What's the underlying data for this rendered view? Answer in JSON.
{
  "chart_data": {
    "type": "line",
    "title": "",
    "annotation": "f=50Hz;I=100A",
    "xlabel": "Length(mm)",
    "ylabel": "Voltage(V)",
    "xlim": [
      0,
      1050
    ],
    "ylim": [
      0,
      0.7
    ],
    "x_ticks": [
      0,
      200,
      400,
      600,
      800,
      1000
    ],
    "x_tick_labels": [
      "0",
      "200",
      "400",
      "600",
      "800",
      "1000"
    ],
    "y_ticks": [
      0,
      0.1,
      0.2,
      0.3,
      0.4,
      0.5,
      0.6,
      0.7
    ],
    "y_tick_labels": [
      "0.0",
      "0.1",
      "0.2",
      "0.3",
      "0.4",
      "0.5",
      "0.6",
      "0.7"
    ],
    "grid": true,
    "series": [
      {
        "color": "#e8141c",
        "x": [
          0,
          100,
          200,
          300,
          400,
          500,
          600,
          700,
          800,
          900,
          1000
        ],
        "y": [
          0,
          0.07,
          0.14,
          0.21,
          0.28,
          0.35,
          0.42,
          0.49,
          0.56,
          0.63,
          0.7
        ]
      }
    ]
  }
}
* * *
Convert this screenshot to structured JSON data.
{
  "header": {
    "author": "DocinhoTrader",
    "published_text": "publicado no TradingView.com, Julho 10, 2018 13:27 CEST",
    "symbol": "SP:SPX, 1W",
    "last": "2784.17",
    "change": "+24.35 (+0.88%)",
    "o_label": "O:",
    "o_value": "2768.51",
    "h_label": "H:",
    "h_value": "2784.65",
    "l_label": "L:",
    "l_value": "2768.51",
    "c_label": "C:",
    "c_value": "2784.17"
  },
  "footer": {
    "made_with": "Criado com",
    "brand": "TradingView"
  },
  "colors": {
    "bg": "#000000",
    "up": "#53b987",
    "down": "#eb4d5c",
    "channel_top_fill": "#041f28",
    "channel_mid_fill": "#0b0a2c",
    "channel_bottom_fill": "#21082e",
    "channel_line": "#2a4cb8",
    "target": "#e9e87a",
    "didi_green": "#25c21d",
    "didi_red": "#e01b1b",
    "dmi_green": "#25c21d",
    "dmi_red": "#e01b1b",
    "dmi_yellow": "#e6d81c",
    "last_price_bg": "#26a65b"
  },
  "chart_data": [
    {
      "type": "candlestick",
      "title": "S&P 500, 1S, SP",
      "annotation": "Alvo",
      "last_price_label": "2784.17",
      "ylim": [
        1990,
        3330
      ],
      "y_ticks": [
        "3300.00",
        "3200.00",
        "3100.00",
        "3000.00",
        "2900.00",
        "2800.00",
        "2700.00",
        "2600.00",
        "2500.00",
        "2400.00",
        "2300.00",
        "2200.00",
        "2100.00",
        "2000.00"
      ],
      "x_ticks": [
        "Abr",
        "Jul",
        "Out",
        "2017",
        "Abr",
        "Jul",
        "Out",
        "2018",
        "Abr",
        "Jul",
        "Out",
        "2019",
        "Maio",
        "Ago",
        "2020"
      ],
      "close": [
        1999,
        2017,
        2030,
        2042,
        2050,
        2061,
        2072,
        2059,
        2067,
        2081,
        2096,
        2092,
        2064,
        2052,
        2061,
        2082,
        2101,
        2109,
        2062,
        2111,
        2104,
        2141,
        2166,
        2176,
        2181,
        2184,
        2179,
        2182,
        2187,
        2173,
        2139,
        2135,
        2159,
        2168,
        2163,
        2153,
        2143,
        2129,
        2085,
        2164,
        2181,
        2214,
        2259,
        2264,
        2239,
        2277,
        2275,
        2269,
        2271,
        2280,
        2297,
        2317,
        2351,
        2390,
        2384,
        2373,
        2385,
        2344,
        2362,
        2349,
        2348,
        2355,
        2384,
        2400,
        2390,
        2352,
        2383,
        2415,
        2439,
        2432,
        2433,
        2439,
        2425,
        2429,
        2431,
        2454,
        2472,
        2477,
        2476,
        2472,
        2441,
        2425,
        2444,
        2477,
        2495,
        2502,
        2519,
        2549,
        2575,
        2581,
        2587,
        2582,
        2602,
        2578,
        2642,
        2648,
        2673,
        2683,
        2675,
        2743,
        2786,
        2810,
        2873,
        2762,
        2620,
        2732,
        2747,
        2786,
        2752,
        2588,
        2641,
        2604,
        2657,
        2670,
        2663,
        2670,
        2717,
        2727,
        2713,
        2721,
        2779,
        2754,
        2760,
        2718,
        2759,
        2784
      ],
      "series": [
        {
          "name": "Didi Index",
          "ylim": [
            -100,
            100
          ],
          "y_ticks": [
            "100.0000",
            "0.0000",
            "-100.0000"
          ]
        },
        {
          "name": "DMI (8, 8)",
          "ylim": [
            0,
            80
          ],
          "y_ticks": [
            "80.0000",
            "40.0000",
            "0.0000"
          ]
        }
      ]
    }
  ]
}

**OBJECTIVE:** Of the lines above, how many contain the string "TradingView"? Only the number is required.

**RESPONSE BELOW:** 2